Directions for this task:
Write the entries out again exactly as they stand, but without the pictures.

[Data items]
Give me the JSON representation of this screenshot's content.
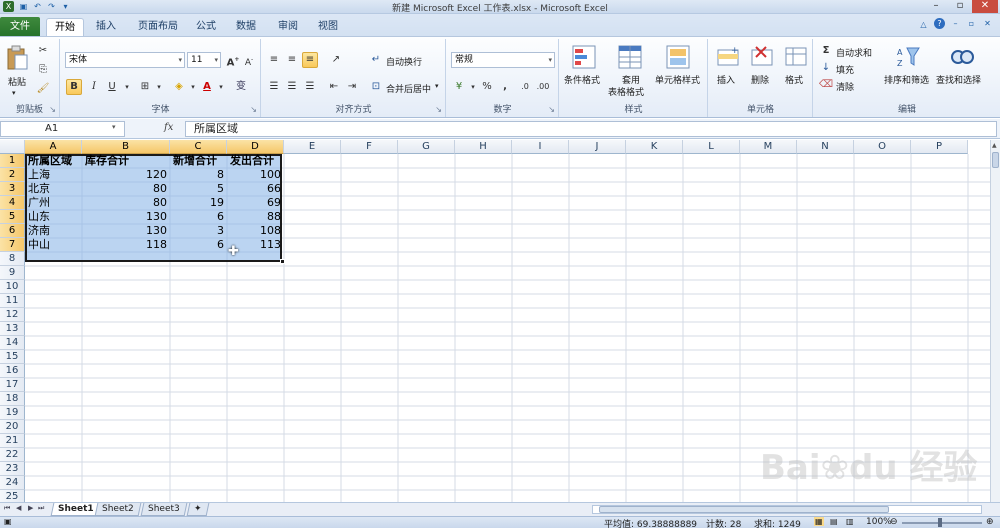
{
  "window": {
    "title": "新建 Microsoft Excel 工作表.xlsx - Microsoft Excel"
  },
  "tabs": {
    "file": "文件",
    "items": [
      "开始",
      "插入",
      "页面布局",
      "公式",
      "数据",
      "审阅",
      "视图"
    ]
  },
  "ribbon": {
    "clipboard": {
      "label": "剪贴板",
      "paste": "粘贴"
    },
    "font": {
      "label": "字体",
      "name": "宋体",
      "size": "11",
      "bold": "B",
      "italic": "I",
      "underline": "U"
    },
    "align": {
      "label": "对齐方式",
      "wrap": "自动换行",
      "merge": "合并后居中"
    },
    "number": {
      "label": "数字",
      "format": "常规",
      "percent": "%",
      "comma": ","
    },
    "styles": {
      "label": "样式",
      "cond": "条件格式",
      "table1": "套用",
      "table2": "表格格式",
      "cell": "单元格样式"
    },
    "cells": {
      "label": "单元格",
      "insert": "插入",
      "delete": "删除",
      "format": "格式"
    },
    "edit": {
      "label": "编辑",
      "autosum": "自动求和",
      "fill": "填充",
      "clear": "清除",
      "sort": "排序和筛选",
      "find": "查找和选择"
    }
  },
  "formula": {
    "namebox": "A1",
    "fx": "fx",
    "content": "所属区域"
  },
  "grid": {
    "columns": [
      "A",
      "B",
      "C",
      "D",
      "E",
      "F",
      "G",
      "H",
      "I",
      "J",
      "K",
      "L",
      "M",
      "N",
      "O",
      "P"
    ],
    "rows": [
      "1",
      "2",
      "3",
      "4",
      "5",
      "6",
      "7",
      "8",
      "9",
      "10",
      "11",
      "12",
      "13",
      "14",
      "15",
      "16",
      "17",
      "18",
      "19",
      "20",
      "21",
      "22",
      "23",
      "24",
      "25"
    ],
    "headers": [
      "所属区域",
      "库存合计",
      "新增合计",
      "发出合计"
    ],
    "data": [
      [
        "上海",
        "120",
        "8",
        "100"
      ],
      [
        "北京",
        "80",
        "5",
        "66"
      ],
      [
        "广州",
        "80",
        "19",
        "69"
      ],
      [
        "山东",
        "130",
        "6",
        "88"
      ],
      [
        "济南",
        "130",
        "3",
        "108"
      ],
      [
        "中山",
        "118",
        "6",
        "113"
      ]
    ]
  },
  "sheets": [
    "Sheet1",
    "Sheet2",
    "Sheet3"
  ],
  "status": {
    "average": "平均值: 69.38888889",
    "count": "计数: 28",
    "sum": "求和: 1249",
    "zoom": "100%"
  }
}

Solution to this task:
Give me the JSON representation of this screenshot's content.
{
  "window": {
    "title": "新建 Microsoft Excel 工作表.xlsx - Microsoft Excel"
  },
  "tabs": {
    "file": "文件",
    "items": [
      "开始",
      "插入",
      "页面布局",
      "公式",
      "数据",
      "审阅",
      "视图"
    ]
  },
  "ribbon": {
    "clipboard": {
      "label": "剪贴板",
      "paste": "粘贴"
    },
    "font": {
      "label": "字体",
      "name": "宋体",
      "size": "11",
      "bold": "B",
      "italic": "I",
      "underline": "U"
    },
    "align": {
      "label": "对齐方式",
      "wrap": "自动换行",
      "merge": "合并后居中"
    },
    "number": {
      "label": "数字",
      "format": "常规",
      "percent": "%",
      "comma": ","
    },
    "styles": {
      "label": "样式",
      "cond": "条件格式",
      "table1": "套用",
      "table2": "表格格式",
      "cell": "单元格样式"
    },
    "cells": {
      "label": "单元格",
      "insert": "插入",
      "delete": "删除",
      "format": "格式"
    },
    "edit": {
      "label": "编辑",
      "autosum": "自动求和",
      "fill": "填充",
      "clear": "清除",
      "sort": "排序和筛选",
      "find": "查找和选择"
    }
  },
  "formula": {
    "namebox": "A1",
    "fx": "fx",
    "content": "所属区域"
  },
  "grid": {
    "columns": [
      "A",
      "B",
      "C",
      "D",
      "E",
      "F",
      "G",
      "H",
      "I",
      "J",
      "K",
      "L",
      "M",
      "N",
      "O",
      "P"
    ],
    "rows": [
      "1",
      "2",
      "3",
      "4",
      "5",
      "6",
      "7",
      "8",
      "9",
      "10",
      "11",
      "12",
      "13",
      "14",
      "15",
      "16",
      "17",
      "18",
      "19",
      "20",
      "21",
      "22",
      "23",
      "24",
      "25"
    ],
    "headers": [
      "所属区域",
      "库存合计",
      "新增合计",
      "发出合计"
    ],
    "data": [
      [
        "上海",
        "120",
        "8",
        "100"
      ],
      [
        "北京",
        "80",
        "5",
        "66"
      ],
      [
        "广州",
        "80",
        "19",
        "69"
      ],
      [
        "山东",
        "130",
        "6",
        "88"
      ],
      [
        "济南",
        "130",
        "3",
        "108"
      ],
      [
        "中山",
        "118",
        "6",
        "113"
      ]
    ]
  },
  "sheets": [
    "Sheet1",
    "Sheet2",
    "Sheet3"
  ],
  "status": {
    "average": "平均值: 69.38888889",
    "count": "计数: 28",
    "sum": "求和: 1249",
    "zoom": "100%"
  }
}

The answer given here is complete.